Pull each line containing "left" out of the data and copy it.

═══ Records for the exercise

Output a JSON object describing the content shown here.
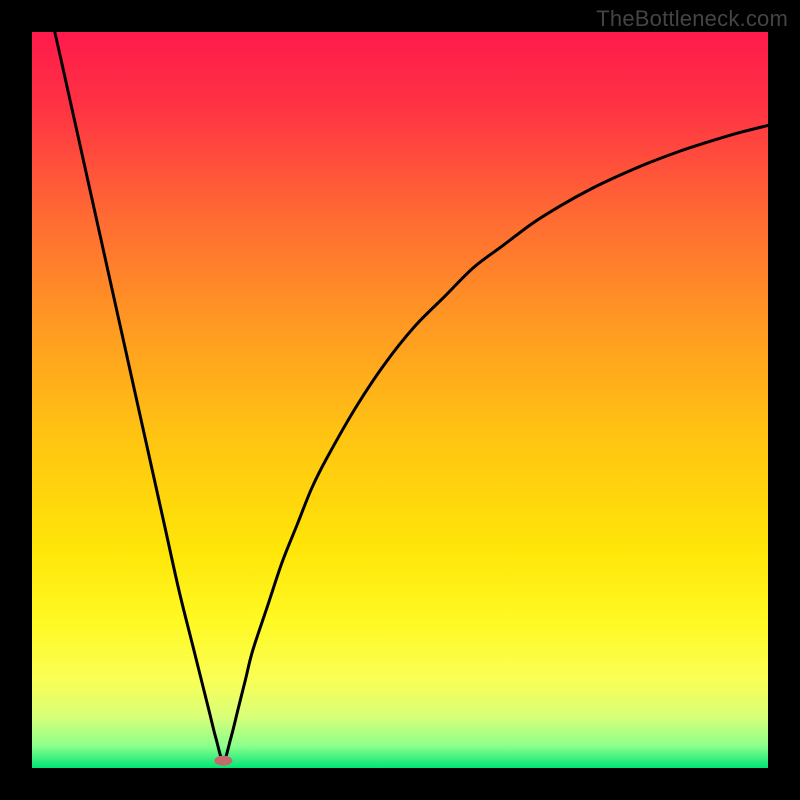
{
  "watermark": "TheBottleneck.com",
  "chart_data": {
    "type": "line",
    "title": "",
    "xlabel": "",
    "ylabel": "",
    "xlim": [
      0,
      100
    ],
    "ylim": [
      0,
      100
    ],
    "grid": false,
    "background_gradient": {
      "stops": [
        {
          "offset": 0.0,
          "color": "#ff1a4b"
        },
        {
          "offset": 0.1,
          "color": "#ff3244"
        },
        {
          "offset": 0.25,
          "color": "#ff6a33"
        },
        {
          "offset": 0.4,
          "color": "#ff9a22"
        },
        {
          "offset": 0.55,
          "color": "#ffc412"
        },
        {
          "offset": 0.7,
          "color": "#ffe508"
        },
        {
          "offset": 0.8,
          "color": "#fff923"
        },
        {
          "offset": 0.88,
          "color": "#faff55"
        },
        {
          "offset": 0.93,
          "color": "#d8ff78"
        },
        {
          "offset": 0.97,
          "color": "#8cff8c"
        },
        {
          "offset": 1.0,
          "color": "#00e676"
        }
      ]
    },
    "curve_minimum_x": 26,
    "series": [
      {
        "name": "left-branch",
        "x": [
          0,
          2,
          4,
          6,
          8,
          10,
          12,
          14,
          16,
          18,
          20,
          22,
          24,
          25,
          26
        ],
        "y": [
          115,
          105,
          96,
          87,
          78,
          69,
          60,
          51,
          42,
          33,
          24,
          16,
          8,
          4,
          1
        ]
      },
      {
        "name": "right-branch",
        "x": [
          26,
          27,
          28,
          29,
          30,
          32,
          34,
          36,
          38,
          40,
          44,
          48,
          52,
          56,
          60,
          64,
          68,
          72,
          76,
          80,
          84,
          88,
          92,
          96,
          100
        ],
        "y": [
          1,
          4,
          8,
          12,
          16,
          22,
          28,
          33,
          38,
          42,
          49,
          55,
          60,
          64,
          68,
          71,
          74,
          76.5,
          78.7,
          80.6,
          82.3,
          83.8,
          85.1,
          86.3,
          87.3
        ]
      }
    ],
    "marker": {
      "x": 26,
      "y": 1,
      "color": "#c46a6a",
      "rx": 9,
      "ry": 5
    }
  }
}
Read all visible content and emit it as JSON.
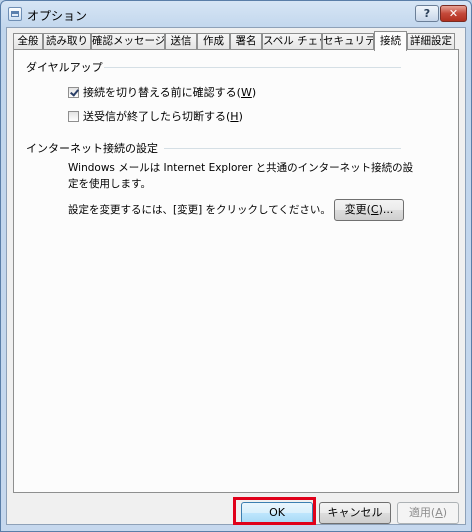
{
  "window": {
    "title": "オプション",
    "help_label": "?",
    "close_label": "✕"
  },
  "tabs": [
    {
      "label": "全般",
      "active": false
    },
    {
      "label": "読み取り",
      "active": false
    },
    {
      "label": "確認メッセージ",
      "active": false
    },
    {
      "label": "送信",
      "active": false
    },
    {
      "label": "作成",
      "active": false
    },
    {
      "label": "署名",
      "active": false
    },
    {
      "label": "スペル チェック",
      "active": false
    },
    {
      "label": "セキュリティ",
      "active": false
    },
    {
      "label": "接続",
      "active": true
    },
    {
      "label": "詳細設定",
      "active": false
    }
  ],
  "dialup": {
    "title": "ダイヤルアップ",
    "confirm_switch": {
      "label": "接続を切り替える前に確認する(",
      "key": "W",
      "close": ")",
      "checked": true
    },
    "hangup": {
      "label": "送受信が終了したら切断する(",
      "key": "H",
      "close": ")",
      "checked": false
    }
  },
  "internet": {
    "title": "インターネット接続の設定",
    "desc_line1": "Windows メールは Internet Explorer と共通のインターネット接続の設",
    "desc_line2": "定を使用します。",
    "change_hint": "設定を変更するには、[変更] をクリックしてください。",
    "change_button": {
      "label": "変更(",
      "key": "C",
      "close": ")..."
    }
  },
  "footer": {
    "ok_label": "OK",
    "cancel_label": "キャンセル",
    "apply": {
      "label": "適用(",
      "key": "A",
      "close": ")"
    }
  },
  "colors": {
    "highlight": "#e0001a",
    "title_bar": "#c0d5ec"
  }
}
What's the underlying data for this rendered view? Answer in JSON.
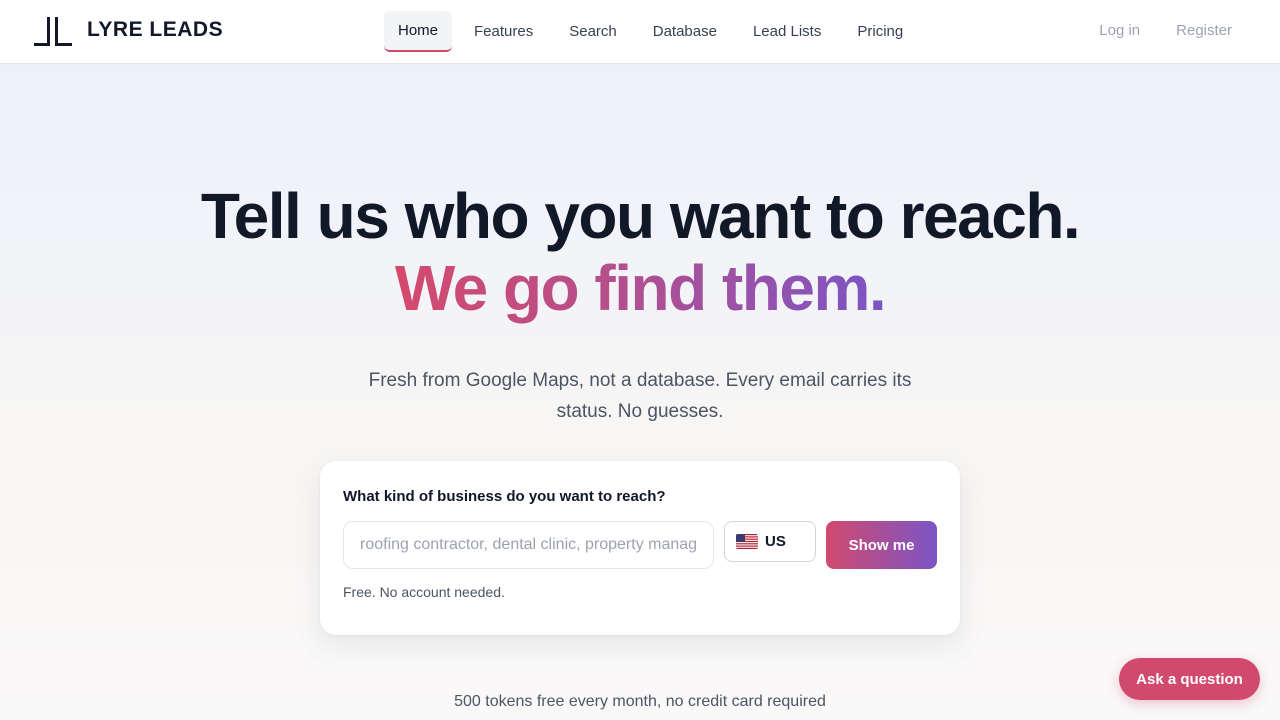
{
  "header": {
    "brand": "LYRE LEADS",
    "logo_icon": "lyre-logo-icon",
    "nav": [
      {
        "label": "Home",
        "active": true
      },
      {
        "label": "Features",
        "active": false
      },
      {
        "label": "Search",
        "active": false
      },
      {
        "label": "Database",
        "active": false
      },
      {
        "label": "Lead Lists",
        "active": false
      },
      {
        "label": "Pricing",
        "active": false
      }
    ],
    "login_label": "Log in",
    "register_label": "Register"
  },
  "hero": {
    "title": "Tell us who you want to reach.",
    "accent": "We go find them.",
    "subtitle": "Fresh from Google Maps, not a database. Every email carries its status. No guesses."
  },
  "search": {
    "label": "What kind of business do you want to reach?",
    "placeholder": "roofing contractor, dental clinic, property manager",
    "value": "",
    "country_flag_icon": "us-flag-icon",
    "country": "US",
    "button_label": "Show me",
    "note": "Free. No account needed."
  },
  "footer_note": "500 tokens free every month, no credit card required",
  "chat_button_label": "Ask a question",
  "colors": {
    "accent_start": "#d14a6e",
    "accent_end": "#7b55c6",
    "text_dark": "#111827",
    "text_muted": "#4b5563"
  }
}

══════
═══ Records for the exercise

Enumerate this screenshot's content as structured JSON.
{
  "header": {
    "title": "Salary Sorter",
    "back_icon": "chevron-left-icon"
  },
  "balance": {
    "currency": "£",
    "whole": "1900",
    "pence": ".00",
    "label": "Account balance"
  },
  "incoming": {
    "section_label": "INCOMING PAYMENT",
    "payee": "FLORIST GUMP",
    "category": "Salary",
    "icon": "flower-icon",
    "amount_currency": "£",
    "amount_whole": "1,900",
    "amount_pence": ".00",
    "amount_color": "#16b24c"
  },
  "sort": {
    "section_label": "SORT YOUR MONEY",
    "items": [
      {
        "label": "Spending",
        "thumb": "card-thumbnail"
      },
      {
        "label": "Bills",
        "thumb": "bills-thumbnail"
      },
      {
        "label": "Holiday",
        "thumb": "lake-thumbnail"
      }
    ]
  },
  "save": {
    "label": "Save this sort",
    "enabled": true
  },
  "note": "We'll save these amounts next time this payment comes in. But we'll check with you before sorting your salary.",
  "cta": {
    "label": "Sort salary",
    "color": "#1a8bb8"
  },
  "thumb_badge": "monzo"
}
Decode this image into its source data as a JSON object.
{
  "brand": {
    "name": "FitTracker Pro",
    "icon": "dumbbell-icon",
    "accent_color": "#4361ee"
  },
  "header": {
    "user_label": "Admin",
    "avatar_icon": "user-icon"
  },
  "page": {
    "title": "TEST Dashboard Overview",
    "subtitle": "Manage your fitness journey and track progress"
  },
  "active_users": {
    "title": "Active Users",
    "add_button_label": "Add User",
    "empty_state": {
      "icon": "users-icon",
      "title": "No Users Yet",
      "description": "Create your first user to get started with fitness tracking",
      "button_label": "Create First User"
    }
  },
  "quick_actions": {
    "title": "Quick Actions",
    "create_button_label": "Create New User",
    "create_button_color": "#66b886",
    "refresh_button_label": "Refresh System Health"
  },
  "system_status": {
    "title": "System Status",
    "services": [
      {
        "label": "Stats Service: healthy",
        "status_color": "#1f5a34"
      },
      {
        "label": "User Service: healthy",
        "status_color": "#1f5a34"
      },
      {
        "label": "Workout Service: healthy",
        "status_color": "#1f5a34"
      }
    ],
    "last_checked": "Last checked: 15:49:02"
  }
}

══════

Completed task:
        "name": "left-branch",
    "back_icon": "chevron-left-icon"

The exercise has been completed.